Stated exercise:
All the entries need to be quoted exactly, apart from the pictures, which you should drop.

Dataset content:
···

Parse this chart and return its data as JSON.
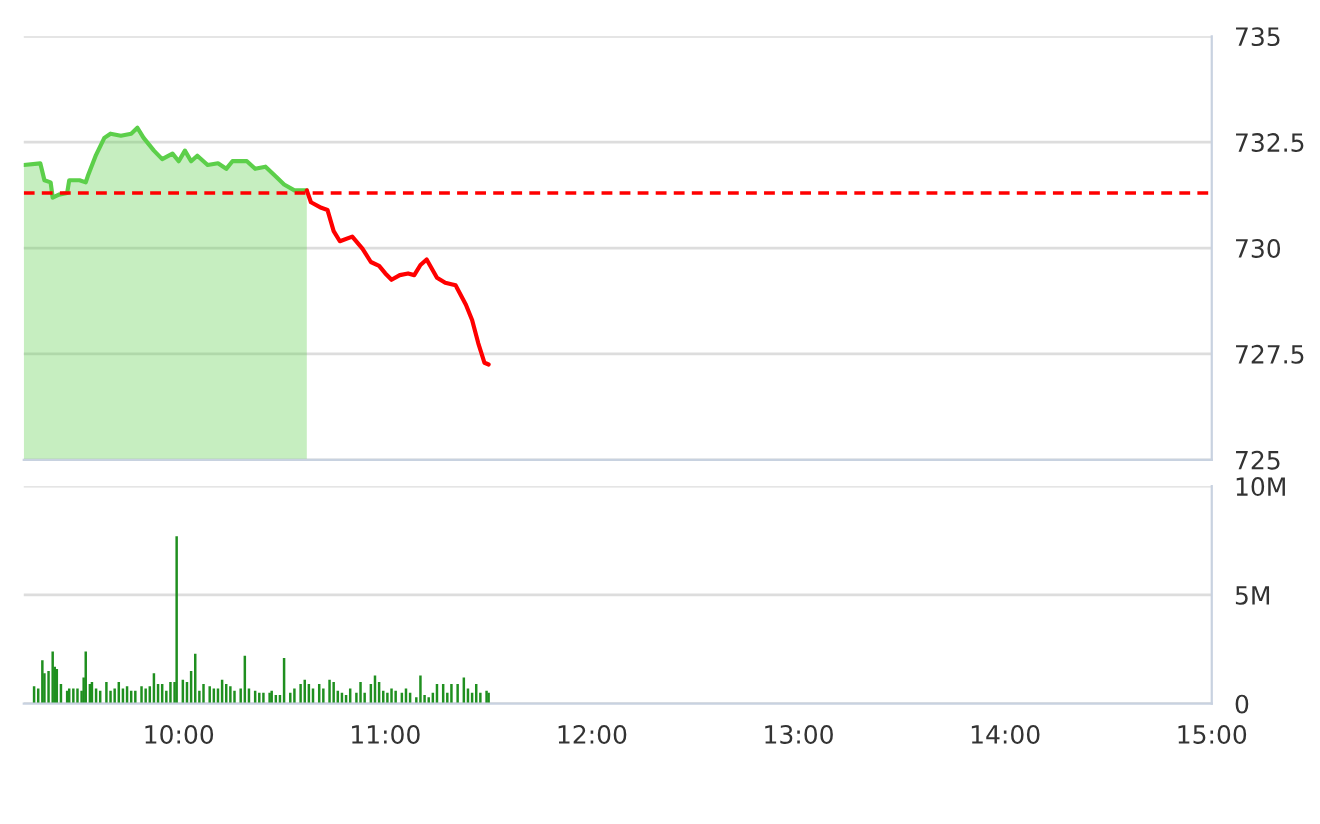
{
  "chart_data": [
    {
      "type": "area",
      "xlim": [
        9.25,
        15
      ],
      "ylim": [
        725,
        735
      ],
      "yticks": [
        735,
        732.5,
        730,
        727.5,
        725
      ],
      "tick_labels": "y",
      "grid": "y",
      "ref_lines": [
        {
          "axis": "y",
          "value": 731.3,
          "color": "#ff0000",
          "line_style": "dashed"
        }
      ],
      "series": [
        {
          "color": "#5ccf4a",
          "x": [
            9.25,
            9.33,
            9.35,
            9.38,
            9.39,
            9.42,
            9.46,
            9.47,
            9.52,
            9.55,
            9.56,
            9.6,
            9.64,
            9.67,
            9.72,
            9.77,
            9.8,
            9.83,
            9.88,
            9.92,
            9.97,
            10.0,
            10.03,
            10.06,
            10.09,
            10.14,
            10.19,
            10.23,
            10.26,
            10.33,
            10.37,
            10.42,
            10.47,
            10.51,
            10.56,
            10.62
          ],
          "values": [
            731.96,
            732.0,
            731.6,
            731.55,
            731.19,
            731.26,
            731.3,
            731.6,
            731.6,
            731.55,
            731.7,
            732.2,
            732.6,
            732.7,
            732.65,
            732.7,
            732.84,
            732.6,
            732.3,
            732.1,
            732.23,
            732.05,
            732.3,
            732.05,
            732.18,
            731.96,
            732.0,
            731.87,
            732.05,
            732.05,
            731.87,
            731.92,
            731.69,
            731.5,
            731.36,
            731.36
          ]
        },
        {
          "type": "line",
          "color": "#ff0000",
          "x": [
            10.62,
            10.64,
            10.69,
            10.72,
            10.75,
            10.78,
            10.84,
            10.89,
            10.93,
            10.97,
            11.0,
            11.03,
            11.07,
            11.11,
            11.14,
            11.17,
            11.2,
            11.25,
            11.29,
            11.34,
            11.39,
            11.42,
            11.45,
            11.48,
            11.5
          ],
          "values": [
            731.36,
            731.08,
            730.95,
            730.9,
            730.4,
            730.16,
            730.27,
            729.98,
            729.67,
            729.58,
            729.4,
            729.25,
            729.36,
            729.4,
            729.36,
            729.6,
            729.73,
            729.3,
            729.18,
            729.12,
            728.66,
            728.3,
            727.75,
            727.29,
            727.25
          ]
        }
      ]
    },
    {
      "type": "bar",
      "xlim": [
        9.25,
        15
      ],
      "ylim": [
        0,
        10
      ],
      "yticks": [
        {
          "value": 10,
          "label": "10M"
        },
        {
          "value": 5,
          "label": "5M"
        },
        0
      ],
      "xticks": [
        {
          "value": 10,
          "label": "10:00"
        },
        {
          "value": 11,
          "label": "11:00"
        },
        {
          "value": 12,
          "label": "12:00"
        },
        {
          "value": 13,
          "label": "13:00"
        },
        {
          "value": 14,
          "label": "14:00"
        },
        {
          "value": 15,
          "label": "15:00"
        }
      ],
      "grid": "y",
      "series": [
        {
          "color": "#1f8f1f",
          "x": [
            9.3,
            9.32,
            9.34,
            9.35,
            9.37,
            9.39,
            9.4,
            9.41,
            9.43,
            9.46,
            9.47,
            9.49,
            9.51,
            9.53,
            9.54,
            9.55,
            9.57,
            9.58,
            9.6,
            9.62,
            9.65,
            9.67,
            9.69,
            9.71,
            9.73,
            9.75,
            9.77,
            9.79,
            9.82,
            9.84,
            9.86,
            9.88,
            9.9,
            9.92,
            9.94,
            9.96,
            9.98,
            9.99,
            10.02,
            10.04,
            10.06,
            10.08,
            10.1,
            10.12,
            10.15,
            10.17,
            10.19,
            10.21,
            10.23,
            10.25,
            10.27,
            10.3,
            10.32,
            10.34,
            10.37,
            10.39,
            10.41,
            10.44,
            10.45,
            10.47,
            10.49,
            10.51,
            10.54,
            10.56,
            10.59,
            10.61,
            10.63,
            10.65,
            10.68,
            10.7,
            10.73,
            10.75,
            10.77,
            10.79,
            10.81,
            10.83,
            10.86,
            10.88,
            10.9,
            10.93,
            10.95,
            10.97,
            10.99,
            11.01,
            11.03,
            11.05,
            11.08,
            11.1,
            11.12,
            11.15,
            11.17,
            11.19,
            11.21,
            11.23,
            11.25,
            11.28,
            11.3,
            11.32,
            11.35,
            11.38,
            11.4,
            11.42,
            11.44,
            11.46,
            11.49,
            11.5
          ],
          "values": [
            0.8,
            0.7,
            2.0,
            1.4,
            1.5,
            2.4,
            1.7,
            1.6,
            0.9,
            0.6,
            0.7,
            0.7,
            0.7,
            0.6,
            1.2,
            2.4,
            0.9,
            1.0,
            0.7,
            0.6,
            1.0,
            0.6,
            0.7,
            1.0,
            0.7,
            0.8,
            0.6,
            0.6,
            0.8,
            0.7,
            0.8,
            1.4,
            0.9,
            0.9,
            0.6,
            1.0,
            1.0,
            7.7,
            1.1,
            1.0,
            1.5,
            2.3,
            0.6,
            0.9,
            0.8,
            0.7,
            0.7,
            1.1,
            0.9,
            0.8,
            0.6,
            0.7,
            2.2,
            0.7,
            0.6,
            0.5,
            0.5,
            0.5,
            0.6,
            0.4,
            0.4,
            2.1,
            0.5,
            0.7,
            0.9,
            1.1,
            0.9,
            0.7,
            0.9,
            0.7,
            1.1,
            1.0,
            0.6,
            0.5,
            0.4,
            0.7,
            0.5,
            1.0,
            0.5,
            0.9,
            1.3,
            1.0,
            0.6,
            0.5,
            0.7,
            0.6,
            0.5,
            0.7,
            0.5,
            0.3,
            1.3,
            0.4,
            0.3,
            0.5,
            0.9,
            0.9,
            0.5,
            0.9,
            0.9,
            1.2,
            0.7,
            0.5,
            0.9,
            0.5,
            0.6,
            0.5
          ]
        }
      ]
    }
  ]
}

···

Exercise response:
Parse this chart and return its data as JSON.
{
  "chart_data": [
    {
      "type": "area",
      "xlim": [
        9.25,
        15
      ],
      "ylim": [
        725,
        735
      ],
      "yticks": [
        735,
        732.5,
        730,
        727.5,
        725
      ],
      "tick_labels": "y",
      "grid": "y",
      "ref_lines": [
        {
          "axis": "y",
          "value": 731.3,
          "color": "#ff0000",
          "line_style": "dashed"
        }
      ],
      "series": [
        {
          "color": "#5ccf4a",
          "x": [
            9.25,
            9.33,
            9.35,
            9.38,
            9.39,
            9.42,
            9.46,
            9.47,
            9.52,
            9.55,
            9.56,
            9.6,
            9.64,
            9.67,
            9.72,
            9.77,
            9.8,
            9.83,
            9.88,
            9.92,
            9.97,
            10.0,
            10.03,
            10.06,
            10.09,
            10.14,
            10.19,
            10.23,
            10.26,
            10.33,
            10.37,
            10.42,
            10.47,
            10.51,
            10.56,
            10.62
          ],
          "values": [
            731.96,
            732.0,
            731.6,
            731.55,
            731.19,
            731.26,
            731.3,
            731.6,
            731.6,
            731.55,
            731.7,
            732.2,
            732.6,
            732.7,
            732.65,
            732.7,
            732.84,
            732.6,
            732.3,
            732.1,
            732.23,
            732.05,
            732.3,
            732.05,
            732.18,
            731.96,
            732.0,
            731.87,
            732.05,
            732.05,
            731.87,
            731.92,
            731.69,
            731.5,
            731.36,
            731.36
          ]
        },
        {
          "type": "line",
          "color": "#ff0000",
          "x": [
            10.62,
            10.64,
            10.69,
            10.72,
            10.75,
            10.78,
            10.84,
            10.89,
            10.93,
            10.97,
            11.0,
            11.03,
            11.07,
            11.11,
            11.14,
            11.17,
            11.2,
            11.25,
            11.29,
            11.34,
            11.39,
            11.42,
            11.45,
            11.48,
            11.5
          ],
          "values": [
            731.36,
            731.08,
            730.95,
            730.9,
            730.4,
            730.16,
            730.27,
            729.98,
            729.67,
            729.58,
            729.4,
            729.25,
            729.36,
            729.4,
            729.36,
            729.6,
            729.73,
            729.3,
            729.18,
            729.12,
            728.66,
            728.3,
            727.75,
            727.29,
            727.25
          ]
        }
      ]
    },
    {
      "type": "bar",
      "xlim": [
        9.25,
        15
      ],
      "ylim": [
        0,
        10
      ],
      "yticks": [
        {
          "value": 10,
          "label": "10M"
        },
        {
          "value": 5,
          "label": "5M"
        },
        0
      ],
      "xticks": [
        {
          "value": 10,
          "label": "10:00"
        },
        {
          "value": 11,
          "label": "11:00"
        },
        {
          "value": 12,
          "label": "12:00"
        },
        {
          "value": 13,
          "label": "13:00"
        },
        {
          "value": 14,
          "label": "14:00"
        },
        {
          "value": 15,
          "label": "15:00"
        }
      ],
      "grid": "y",
      "series": [
        {
          "color": "#1f8f1f",
          "x": [
            9.3,
            9.32,
            9.34,
            9.35,
            9.37,
            9.39,
            9.4,
            9.41,
            9.43,
            9.46,
            9.47,
            9.49,
            9.51,
            9.53,
            9.54,
            9.55,
            9.57,
            9.58,
            9.6,
            9.62,
            9.65,
            9.67,
            9.69,
            9.71,
            9.73,
            9.75,
            9.77,
            9.79,
            9.82,
            9.84,
            9.86,
            9.88,
            9.9,
            9.92,
            9.94,
            9.96,
            9.98,
            9.99,
            10.02,
            10.04,
            10.06,
            10.08,
            10.1,
            10.12,
            10.15,
            10.17,
            10.19,
            10.21,
            10.23,
            10.25,
            10.27,
            10.3,
            10.32,
            10.34,
            10.37,
            10.39,
            10.41,
            10.44,
            10.45,
            10.47,
            10.49,
            10.51,
            10.54,
            10.56,
            10.59,
            10.61,
            10.63,
            10.65,
            10.68,
            10.7,
            10.73,
            10.75,
            10.77,
            10.79,
            10.81,
            10.83,
            10.86,
            10.88,
            10.9,
            10.93,
            10.95,
            10.97,
            10.99,
            11.01,
            11.03,
            11.05,
            11.08,
            11.1,
            11.12,
            11.15,
            11.17,
            11.19,
            11.21,
            11.23,
            11.25,
            11.28,
            11.3,
            11.32,
            11.35,
            11.38,
            11.4,
            11.42,
            11.44,
            11.46,
            11.49,
            11.5
          ],
          "values": [
            0.8,
            0.7,
            2.0,
            1.4,
            1.5,
            2.4,
            1.7,
            1.6,
            0.9,
            0.6,
            0.7,
            0.7,
            0.7,
            0.6,
            1.2,
            2.4,
            0.9,
            1.0,
            0.7,
            0.6,
            1.0,
            0.6,
            0.7,
            1.0,
            0.7,
            0.8,
            0.6,
            0.6,
            0.8,
            0.7,
            0.8,
            1.4,
            0.9,
            0.9,
            0.6,
            1.0,
            1.0,
            7.7,
            1.1,
            1.0,
            1.5,
            2.3,
            0.6,
            0.9,
            0.8,
            0.7,
            0.7,
            1.1,
            0.9,
            0.8,
            0.6,
            0.7,
            2.2,
            0.7,
            0.6,
            0.5,
            0.5,
            0.5,
            0.6,
            0.4,
            0.4,
            2.1,
            0.5,
            0.7,
            0.9,
            1.1,
            0.9,
            0.7,
            0.9,
            0.7,
            1.1,
            1.0,
            0.6,
            0.5,
            0.4,
            0.7,
            0.5,
            1.0,
            0.5,
            0.9,
            1.3,
            1.0,
            0.6,
            0.5,
            0.7,
            0.6,
            0.5,
            0.7,
            0.5,
            0.3,
            1.3,
            0.4,
            0.3,
            0.5,
            0.9,
            0.9,
            0.5,
            0.9,
            0.9,
            1.2,
            0.7,
            0.5,
            0.9,
            0.5,
            0.6,
            0.5
          ]
        }
      ]
    }
  ]
}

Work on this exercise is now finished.